What is required: Return all entries precisely as they stand, without the images.

Data shown start

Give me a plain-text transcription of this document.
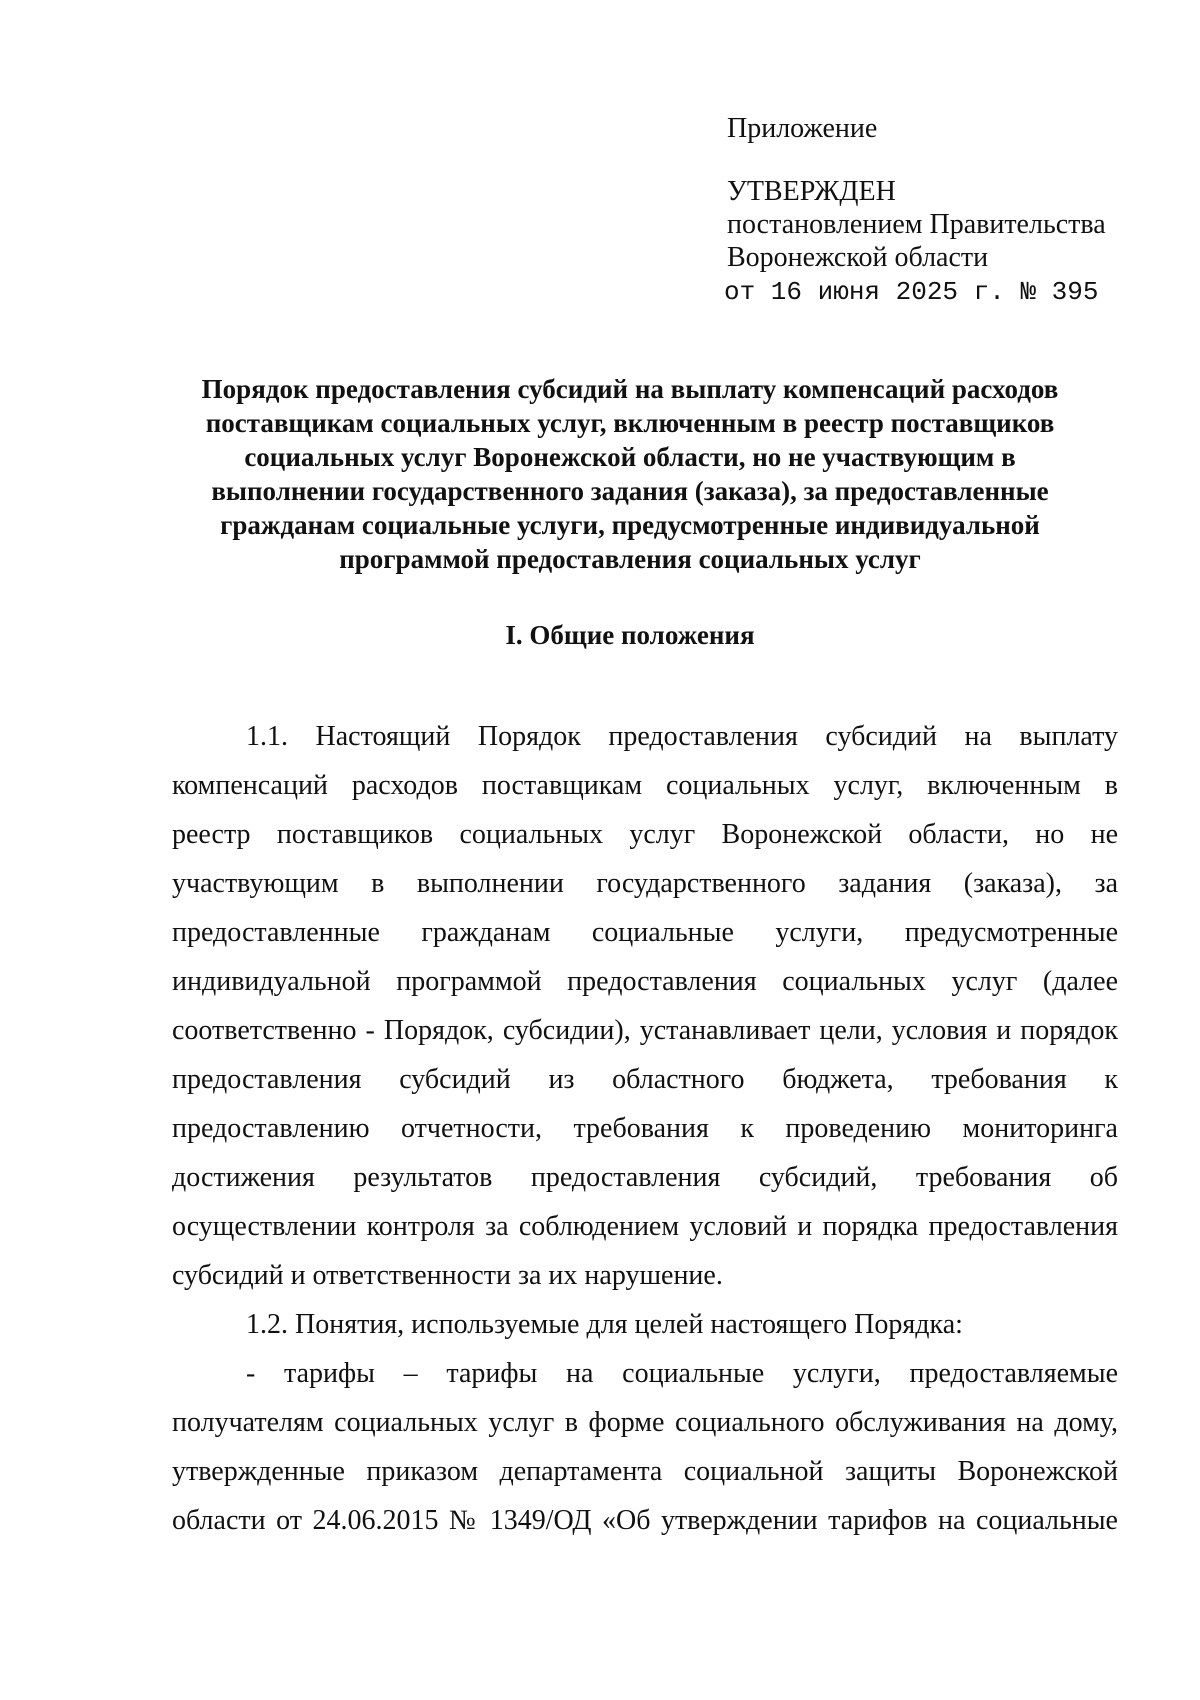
Приложение

УТВЕРЖДЕН

постановлением Правительства

Воронежской области

от 16 июня 2025 г. № 395

Порядок предоставления субсидий на выплату компенсаций расходов
поставщикам социальных услуг, включенным в реестр поставщиков
социальных услуг Воронежской области, но не участвующим в
выполнении государственного задания (заказа), за предоставленные
гражданам социальные услуги, предусмотренные индивидуальной
программой предоставления социальных услуг
I. Общие положения
1.1. Настоящий Порядок предоставления субсидий на выплату
компенсаций расходов поставщикам социальных услуг, включенным в
реестр поставщиков социальных услуг Воронежской области, но не
участвующим в выполнении государственного задания (заказа), за
предоставленные гражданам социальные услуги, предусмотренные
индивидуальной программой предоставления социальных услуг (далее
соответственно - Порядок, субсидии), устанавливает цели, условия и порядок
предоставления субсидий из областного бюджета, требования к
предоставлению отчетности, требования к проведению мониторинга
достижения результатов предоставления субсидий, требования об
осуществлении контроля за соблюдением условий и порядка предоставления
субсидий и ответственности за их нарушение.
1.2. Понятия, используемые для целей настоящего Порядка:
- тарифы – тарифы на социальные услуги, предоставляемые
получателям социальных услуг в форме социального обслуживания на дому,
утвержденные приказом департамента социальной защиты Воронежской
области от 24.06.2015 № 1349/ОД «Об утверждении тарифов на социальные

Data shown end

Result for this exercise:
Give me a plain-text transcription of this document.
Приложение

УТВЕРЖДЕН

постановлением Правительства

Воронежской области

от 16 июня 2025 г. № 395

Порядок предоставления субсидий на выплату компенсаций расходов
поставщикам социальных услуг, включенным в реестр поставщиков
социальных услуг Воронежской области, но не участвующим в
выполнении государственного задания (заказа), за предоставленные
гражданам социальные услуги, предусмотренные индивидуальной
программой предоставления социальных услуг
I. Общие положения
1.1. Настоящий Порядок предоставления субсидий на выплату
компенсаций расходов поставщикам социальных услуг, включенным в
реестр поставщиков социальных услуг Воронежской области, но не
участвующим в выполнении государственного задания (заказа), за
предоставленные гражданам социальные услуги, предусмотренные
индивидуальной программой предоставления социальных услуг (далее
соответственно - Порядок, субсидии), устанавливает цели, условия и порядок
предоставления субсидий из областного бюджета, требования к
предоставлению отчетности, требования к проведению мониторинга
достижения результатов предоставления субсидий, требования об
осуществлении контроля за соблюдением условий и порядка предоставления
субсидий и ответственности за их нарушение.
1.2. Понятия, используемые для целей настоящего Порядка:
- тарифы – тарифы на социальные услуги, предоставляемые
получателям социальных услуг в форме социального обслуживания на дому,
утвержденные приказом департамента социальной защиты Воронежской
области от 24.06.2015 № 1349/ОД «Об утверждении тарифов на социальные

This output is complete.